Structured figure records

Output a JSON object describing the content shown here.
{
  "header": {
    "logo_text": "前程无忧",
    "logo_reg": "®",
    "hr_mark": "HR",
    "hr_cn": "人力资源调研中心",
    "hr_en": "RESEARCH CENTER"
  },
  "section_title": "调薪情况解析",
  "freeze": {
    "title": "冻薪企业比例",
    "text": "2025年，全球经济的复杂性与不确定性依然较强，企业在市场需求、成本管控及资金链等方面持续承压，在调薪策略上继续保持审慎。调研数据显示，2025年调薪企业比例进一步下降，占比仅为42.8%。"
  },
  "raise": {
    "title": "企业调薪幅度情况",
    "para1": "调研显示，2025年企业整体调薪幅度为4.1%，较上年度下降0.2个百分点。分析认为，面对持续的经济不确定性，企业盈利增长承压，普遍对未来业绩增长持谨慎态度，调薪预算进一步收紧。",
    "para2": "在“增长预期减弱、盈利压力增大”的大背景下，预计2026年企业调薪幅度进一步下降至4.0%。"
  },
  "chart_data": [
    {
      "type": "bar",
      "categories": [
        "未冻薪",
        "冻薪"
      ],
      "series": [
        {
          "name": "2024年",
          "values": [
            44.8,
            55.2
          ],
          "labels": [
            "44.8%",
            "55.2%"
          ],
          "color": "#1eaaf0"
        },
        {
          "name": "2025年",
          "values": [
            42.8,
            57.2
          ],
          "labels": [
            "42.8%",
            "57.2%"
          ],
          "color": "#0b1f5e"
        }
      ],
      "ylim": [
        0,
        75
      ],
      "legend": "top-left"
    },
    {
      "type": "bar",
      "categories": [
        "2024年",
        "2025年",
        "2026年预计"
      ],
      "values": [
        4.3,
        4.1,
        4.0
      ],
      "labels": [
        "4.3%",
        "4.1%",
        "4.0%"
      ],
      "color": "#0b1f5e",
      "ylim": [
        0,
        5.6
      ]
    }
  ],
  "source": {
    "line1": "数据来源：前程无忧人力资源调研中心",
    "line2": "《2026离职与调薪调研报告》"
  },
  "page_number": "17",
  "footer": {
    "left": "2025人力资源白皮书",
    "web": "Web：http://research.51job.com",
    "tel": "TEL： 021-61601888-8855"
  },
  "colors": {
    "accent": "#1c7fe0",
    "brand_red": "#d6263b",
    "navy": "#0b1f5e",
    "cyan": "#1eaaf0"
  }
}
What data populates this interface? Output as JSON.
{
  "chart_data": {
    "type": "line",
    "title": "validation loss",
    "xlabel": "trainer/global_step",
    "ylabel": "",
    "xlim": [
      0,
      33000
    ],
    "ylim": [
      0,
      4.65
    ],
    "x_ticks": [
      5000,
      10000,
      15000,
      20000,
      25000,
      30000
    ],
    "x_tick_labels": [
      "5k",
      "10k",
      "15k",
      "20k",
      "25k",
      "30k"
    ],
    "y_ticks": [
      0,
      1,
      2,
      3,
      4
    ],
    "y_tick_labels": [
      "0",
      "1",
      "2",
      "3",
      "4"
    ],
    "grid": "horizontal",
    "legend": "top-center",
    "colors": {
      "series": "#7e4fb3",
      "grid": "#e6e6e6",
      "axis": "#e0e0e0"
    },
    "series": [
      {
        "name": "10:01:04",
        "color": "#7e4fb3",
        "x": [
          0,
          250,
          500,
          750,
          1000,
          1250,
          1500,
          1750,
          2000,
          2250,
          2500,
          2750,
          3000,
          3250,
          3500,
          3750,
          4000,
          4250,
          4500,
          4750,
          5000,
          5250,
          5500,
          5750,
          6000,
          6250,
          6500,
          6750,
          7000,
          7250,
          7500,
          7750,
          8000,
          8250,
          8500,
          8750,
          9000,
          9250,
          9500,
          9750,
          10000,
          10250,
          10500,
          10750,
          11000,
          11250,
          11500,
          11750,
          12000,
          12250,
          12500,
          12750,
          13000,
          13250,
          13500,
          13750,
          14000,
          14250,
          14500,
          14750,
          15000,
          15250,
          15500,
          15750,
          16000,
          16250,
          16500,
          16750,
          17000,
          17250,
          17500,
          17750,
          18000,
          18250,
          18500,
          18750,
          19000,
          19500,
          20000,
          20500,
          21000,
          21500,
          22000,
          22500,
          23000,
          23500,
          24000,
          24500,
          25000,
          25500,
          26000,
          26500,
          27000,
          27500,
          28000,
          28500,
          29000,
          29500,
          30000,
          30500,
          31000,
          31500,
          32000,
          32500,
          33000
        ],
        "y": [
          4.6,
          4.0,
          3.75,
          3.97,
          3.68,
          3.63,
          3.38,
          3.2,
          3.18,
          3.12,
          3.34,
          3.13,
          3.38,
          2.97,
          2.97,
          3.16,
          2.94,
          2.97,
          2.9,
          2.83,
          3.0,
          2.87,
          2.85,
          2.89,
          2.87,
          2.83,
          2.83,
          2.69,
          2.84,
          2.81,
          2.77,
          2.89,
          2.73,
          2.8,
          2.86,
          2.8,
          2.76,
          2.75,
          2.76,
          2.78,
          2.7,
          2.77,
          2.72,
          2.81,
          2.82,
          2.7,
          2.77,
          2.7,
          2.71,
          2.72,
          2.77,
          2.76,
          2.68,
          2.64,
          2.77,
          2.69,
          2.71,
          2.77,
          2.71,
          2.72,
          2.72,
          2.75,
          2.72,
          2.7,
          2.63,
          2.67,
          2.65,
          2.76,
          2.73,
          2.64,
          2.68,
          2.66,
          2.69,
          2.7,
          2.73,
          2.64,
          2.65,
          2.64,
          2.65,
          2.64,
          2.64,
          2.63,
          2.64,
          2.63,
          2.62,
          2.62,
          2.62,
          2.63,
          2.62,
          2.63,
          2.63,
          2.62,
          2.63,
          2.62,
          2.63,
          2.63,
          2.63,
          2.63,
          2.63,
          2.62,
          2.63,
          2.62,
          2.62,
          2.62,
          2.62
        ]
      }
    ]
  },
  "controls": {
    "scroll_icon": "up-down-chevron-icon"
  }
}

__Task to carry out__
Repeat every record exactly as written, please.

__Written response__
Output a JSON object describing the content shown here.
{
  "header": {
    "logo_text": "前程无忧",
    "logo_reg": "®",
    "hr_mark": "HR",
    "hr_cn": "人力资源调研中心",
    "hr_en": "RESEARCH CENTER"
  },
  "section_title": "调薪情况解析",
  "freeze": {
    "title": "冻薪企业比例",
    "text": "2025年，全球经济的复杂性与不确定性依然较强，企业在市场需求、成本管控及资金链等方面持续承压，在调薪策略上继续保持审慎。调研数据显示，2025年调薪企业比例进一步下降，占比仅为42.8%。"
  },
  "raise": {
    "title": "企业调薪幅度情况",
    "para1": "调研显示，2025年企业整体调薪幅度为4.1%，较上年度下降0.2个百分点。分析认为，面对持续的经济不确定性，企业盈利增长承压，普遍对未来业绩增长持谨慎态度，调薪预算进一步收紧。",
    "para2": "在“增长预期减弱、盈利压力增大”的大背景下，预计2026年企业调薪幅度进一步下降至4.0%。"
  },
  "chart_data": [
    {
      "type": "bar",
      "categories": [
        "未冻薪",
        "冻薪"
      ],
      "series": [
        {
          "name": "2024年",
          "values": [
            44.8,
            55.2
          ],
          "labels": [
            "44.8%",
            "55.2%"
          ],
          "color": "#1eaaf0"
        },
        {
          "name": "2025年",
          "values": [
            42.8,
            57.2
          ],
          "labels": [
            "42.8%",
            "57.2%"
          ],
          "color": "#0b1f5e"
        }
      ],
      "ylim": [
        0,
        75
      ],
      "legend": "top-left"
    },
    {
      "type": "bar",
      "categories": [
        "2024年",
        "2025年",
        "2026年预计"
      ],
      "values": [
        4.3,
        4.1,
        4.0
      ],
      "labels": [
        "4.3%",
        "4.1%",
        "4.0%"
      ],
      "color": "#0b1f5e",
      "ylim": [
        0,
        5.6
      ]
    }
  ],
  "source": {
    "line1": "数据来源：前程无忧人力资源调研中心",
    "line2": "《2026离职与调薪调研报告》"
  },
  "page_number": "17",
  "footer": {
    "left": "2025人力资源白皮书",
    "web": "Web：http://research.51job.com",
    "tel": "TEL： 021-61601888-8855"
  },
  "colors": {
    "accent": "#1c7fe0",
    "brand_red": "#d6263b",
    "navy": "#0b1f5e",
    "cyan": "#1eaaf0"
  }
}
What data populates this interface? Output as JSON.
{
  "chart_data": {
    "type": "line",
    "title": "validation loss",
    "xlabel": "trainer/global_step",
    "ylabel": "",
    "xlim": [
      0,
      33000
    ],
    "ylim": [
      0,
      4.65
    ],
    "x_ticks": [
      5000,
      10000,
      15000,
      20000,
      25000,
      30000
    ],
    "x_tick_labels": [
      "5k",
      "10k",
      "15k",
      "20k",
      "25k",
      "30k"
    ],
    "y_ticks": [
      0,
      1,
      2,
      3,
      4
    ],
    "y_tick_labels": [
      "0",
      "1",
      "2",
      "3",
      "4"
    ],
    "grid": "horizontal",
    "legend": "top-center",
    "colors": {
      "series": "#7e4fb3",
      "grid": "#e6e6e6",
      "axis": "#e0e0e0"
    },
    "series": [
      {
        "name": "10:01:04",
        "color": "#7e4fb3",
        "x": [
          0,
          250,
          500,
          750,
          1000,
          1250,
          1500,
          1750,
          2000,
          2250,
          2500,
          2750,
          3000,
          3250,
          3500,
          3750,
          4000,
          4250,
          4500,
          4750,
          5000,
          5250,
          5500,
          5750,
          6000,
          6250,
          6500,
          6750,
          7000,
          7250,
          7500,
          7750,
          8000,
          8250,
          8500,
          8750,
          9000,
          9250,
          9500,
          9750,
          10000,
          10250,
          10500,
          10750,
          11000,
          11250,
          11500,
          11750,
          12000,
          12250,
          12500,
          12750,
          13000,
          13250,
          13500,
          13750,
          14000,
          14250,
          14500,
          14750,
          15000,
          15250,
          15500,
          15750,
          16000,
          16250,
          16500,
          16750,
          17000,
          17250,
          17500,
          17750,
          18000,
          18250,
          18500,
          18750,
          19000,
          19500,
          20000,
          20500,
          21000,
          21500,
          22000,
          22500,
          23000,
          23500,
          24000,
          24500,
          25000,
          25500,
          26000,
          26500,
          27000,
          27500,
          28000,
          28500,
          29000,
          29500,
          30000,
          30500,
          31000,
          31500,
          32000,
          32500,
          33000
        ],
        "y": [
          4.6,
          4.0,
          3.75,
          3.97,
          3.68,
          3.63,
          3.38,
          3.2,
          3.18,
          3.12,
          3.34,
          3.13,
          3.38,
          2.97,
          2.97,
          3.16,
          2.94,
          2.97,
          2.9,
          2.83,
          3.0,
          2.87,
          2.85,
          2.89,
          2.87,
          2.83,
          2.83,
          2.69,
          2.84,
          2.81,
          2.77,
          2.89,
          2.73,
          2.8,
          2.86,
          2.8,
          2.76,
          2.75,
          2.76,
          2.78,
          2.7,
          2.77,
          2.72,
          2.81,
          2.82,
          2.7,
          2.77,
          2.7,
          2.71,
          2.72,
          2.77,
          2.76,
          2.68,
          2.64,
          2.77,
          2.69,
          2.71,
          2.77,
          2.71,
          2.72,
          2.72,
          2.75,
          2.72,
          2.7,
          2.63,
          2.67,
          2.65,
          2.76,
          2.73,
          2.64,
          2.68,
          2.66,
          2.69,
          2.7,
          2.73,
          2.64,
          2.65,
          2.64,
          2.65,
          2.64,
          2.64,
          2.63,
          2.64,
          2.63,
          2.62,
          2.62,
          2.62,
          2.63,
          2.62,
          2.63,
          2.63,
          2.62,
          2.63,
          2.62,
          2.63,
          2.63,
          2.63,
          2.63,
          2.63,
          2.62,
          2.63,
          2.62,
          2.62,
          2.62,
          2.62
        ]
      }
    ]
  },
  "controls": {
    "scroll_icon": "up-down-chevron-icon"
  }
}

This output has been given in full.